* PROVIDED DATA *

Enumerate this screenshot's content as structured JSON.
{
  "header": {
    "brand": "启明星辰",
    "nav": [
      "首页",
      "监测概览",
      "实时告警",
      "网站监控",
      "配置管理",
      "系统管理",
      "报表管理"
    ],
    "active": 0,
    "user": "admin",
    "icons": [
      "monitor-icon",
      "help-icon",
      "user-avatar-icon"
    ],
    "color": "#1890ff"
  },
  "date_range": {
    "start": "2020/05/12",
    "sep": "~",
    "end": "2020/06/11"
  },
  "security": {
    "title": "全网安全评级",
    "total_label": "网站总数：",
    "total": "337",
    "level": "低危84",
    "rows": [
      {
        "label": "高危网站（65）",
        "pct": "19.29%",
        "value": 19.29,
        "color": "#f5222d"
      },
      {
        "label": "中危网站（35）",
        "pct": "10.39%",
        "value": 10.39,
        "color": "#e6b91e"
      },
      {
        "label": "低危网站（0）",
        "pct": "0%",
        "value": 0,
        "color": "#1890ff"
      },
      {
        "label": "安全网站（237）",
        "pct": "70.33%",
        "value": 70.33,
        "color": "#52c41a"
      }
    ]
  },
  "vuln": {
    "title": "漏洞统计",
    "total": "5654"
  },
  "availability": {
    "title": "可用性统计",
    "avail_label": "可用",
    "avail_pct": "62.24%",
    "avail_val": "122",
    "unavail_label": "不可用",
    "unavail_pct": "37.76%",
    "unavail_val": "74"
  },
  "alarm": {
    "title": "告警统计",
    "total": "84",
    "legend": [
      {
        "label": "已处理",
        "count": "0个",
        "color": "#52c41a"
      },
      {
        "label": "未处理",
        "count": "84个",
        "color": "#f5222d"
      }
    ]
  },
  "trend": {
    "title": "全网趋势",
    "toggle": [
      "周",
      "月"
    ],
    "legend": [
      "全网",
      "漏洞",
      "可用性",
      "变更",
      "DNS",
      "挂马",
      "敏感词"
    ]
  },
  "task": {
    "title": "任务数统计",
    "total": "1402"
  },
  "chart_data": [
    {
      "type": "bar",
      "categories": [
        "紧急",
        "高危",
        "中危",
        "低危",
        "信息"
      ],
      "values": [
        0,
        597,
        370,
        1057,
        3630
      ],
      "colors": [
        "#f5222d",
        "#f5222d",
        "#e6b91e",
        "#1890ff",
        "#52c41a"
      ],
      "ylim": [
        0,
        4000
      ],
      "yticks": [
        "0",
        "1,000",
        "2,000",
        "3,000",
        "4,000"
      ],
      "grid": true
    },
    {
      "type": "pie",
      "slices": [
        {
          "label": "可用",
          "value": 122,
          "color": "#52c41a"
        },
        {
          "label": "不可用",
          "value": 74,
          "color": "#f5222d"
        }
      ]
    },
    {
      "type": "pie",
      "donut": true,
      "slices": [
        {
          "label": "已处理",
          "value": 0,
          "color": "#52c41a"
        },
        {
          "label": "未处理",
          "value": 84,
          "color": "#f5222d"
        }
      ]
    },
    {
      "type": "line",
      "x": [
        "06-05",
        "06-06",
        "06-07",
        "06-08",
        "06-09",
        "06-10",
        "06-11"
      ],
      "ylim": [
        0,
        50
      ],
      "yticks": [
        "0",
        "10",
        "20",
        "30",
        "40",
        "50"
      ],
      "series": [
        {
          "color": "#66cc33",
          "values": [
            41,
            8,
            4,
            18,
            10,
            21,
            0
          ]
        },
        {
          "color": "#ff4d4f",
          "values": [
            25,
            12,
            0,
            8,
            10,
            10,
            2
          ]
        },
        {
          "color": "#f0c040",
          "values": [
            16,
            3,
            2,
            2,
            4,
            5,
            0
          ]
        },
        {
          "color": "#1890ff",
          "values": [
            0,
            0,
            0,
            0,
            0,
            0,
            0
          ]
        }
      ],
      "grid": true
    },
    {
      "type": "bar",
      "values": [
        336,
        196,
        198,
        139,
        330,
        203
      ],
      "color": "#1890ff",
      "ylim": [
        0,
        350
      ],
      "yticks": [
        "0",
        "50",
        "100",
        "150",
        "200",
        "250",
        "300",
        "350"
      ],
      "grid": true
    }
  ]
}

* YOUR GOAL *
Output the records exactly, including every line.

* TASK RESULT *
Enumerate this screenshot's content as structured JSON.
{
  "header": {
    "brand": "启明星辰",
    "nav": [
      "首页",
      "监测概览",
      "实时告警",
      "网站监控",
      "配置管理",
      "系统管理",
      "报表管理"
    ],
    "active": 0,
    "user": "admin",
    "icons": [
      "monitor-icon",
      "help-icon",
      "user-avatar-icon"
    ],
    "color": "#1890ff"
  },
  "date_range": {
    "start": "2020/05/12",
    "sep": "~",
    "end": "2020/06/11"
  },
  "security": {
    "title": "全网安全评级",
    "total_label": "网站总数：",
    "total": "337",
    "level": "低危84",
    "rows": [
      {
        "label": "高危网站（65）",
        "pct": "19.29%",
        "value": 19.29,
        "color": "#f5222d"
      },
      {
        "label": "中危网站（35）",
        "pct": "10.39%",
        "value": 10.39,
        "color": "#e6b91e"
      },
      {
        "label": "低危网站（0）",
        "pct": "0%",
        "value": 0,
        "color": "#1890ff"
      },
      {
        "label": "安全网站（237）",
        "pct": "70.33%",
        "value": 70.33,
        "color": "#52c41a"
      }
    ]
  },
  "vuln": {
    "title": "漏洞统计",
    "total": "5654"
  },
  "availability": {
    "title": "可用性统计",
    "avail_label": "可用",
    "avail_pct": "62.24%",
    "avail_val": "122",
    "unavail_label": "不可用",
    "unavail_pct": "37.76%",
    "unavail_val": "74"
  },
  "alarm": {
    "title": "告警统计",
    "total": "84",
    "legend": [
      {
        "label": "已处理",
        "count": "0个",
        "color": "#52c41a"
      },
      {
        "label": "未处理",
        "count": "84个",
        "color": "#f5222d"
      }
    ]
  },
  "trend": {
    "title": "全网趋势",
    "toggle": [
      "周",
      "月"
    ],
    "legend": [
      "全网",
      "漏洞",
      "可用性",
      "变更",
      "DNS",
      "挂马",
      "敏感词"
    ]
  },
  "task": {
    "title": "任务数统计",
    "total": "1402"
  },
  "chart_data": [
    {
      "type": "bar",
      "categories": [
        "紧急",
        "高危",
        "中危",
        "低危",
        "信息"
      ],
      "values": [
        0,
        597,
        370,
        1057,
        3630
      ],
      "colors": [
        "#f5222d",
        "#f5222d",
        "#e6b91e",
        "#1890ff",
        "#52c41a"
      ],
      "ylim": [
        0,
        4000
      ],
      "yticks": [
        "0",
        "1,000",
        "2,000",
        "3,000",
        "4,000"
      ],
      "grid": true
    },
    {
      "type": "pie",
      "slices": [
        {
          "label": "可用",
          "value": 122,
          "color": "#52c41a"
        },
        {
          "label": "不可用",
          "value": 74,
          "color": "#f5222d"
        }
      ]
    },
    {
      "type": "pie",
      "donut": true,
      "slices": [
        {
          "label": "已处理",
          "value": 0,
          "color": "#52c41a"
        },
        {
          "label": "未处理",
          "value": 84,
          "color": "#f5222d"
        }
      ]
    },
    {
      "type": "line",
      "x": [
        "06-05",
        "06-06",
        "06-07",
        "06-08",
        "06-09",
        "06-10",
        "06-11"
      ],
      "ylim": [
        0,
        50
      ],
      "yticks": [
        "0",
        "10",
        "20",
        "30",
        "40",
        "50"
      ],
      "series": [
        {
          "color": "#66cc33",
          "values": [
            41,
            8,
            4,
            18,
            10,
            21,
            0
          ]
        },
        {
          "color": "#ff4d4f",
          "values": [
            25,
            12,
            0,
            8,
            10,
            10,
            2
          ]
        },
        {
          "color": "#f0c040",
          "values": [
            16,
            3,
            2,
            2,
            4,
            5,
            0
          ]
        },
        {
          "color": "#1890ff",
          "values": [
            0,
            0,
            0,
            0,
            0,
            0,
            0
          ]
        }
      ],
      "grid": true
    },
    {
      "type": "bar",
      "values": [
        336,
        196,
        198,
        139,
        330,
        203
      ],
      "color": "#1890ff",
      "ylim": [
        0,
        350
      ],
      "yticks": [
        "0",
        "50",
        "100",
        "150",
        "200",
        "250",
        "300",
        "350"
      ],
      "grid": true
    }
  ]
}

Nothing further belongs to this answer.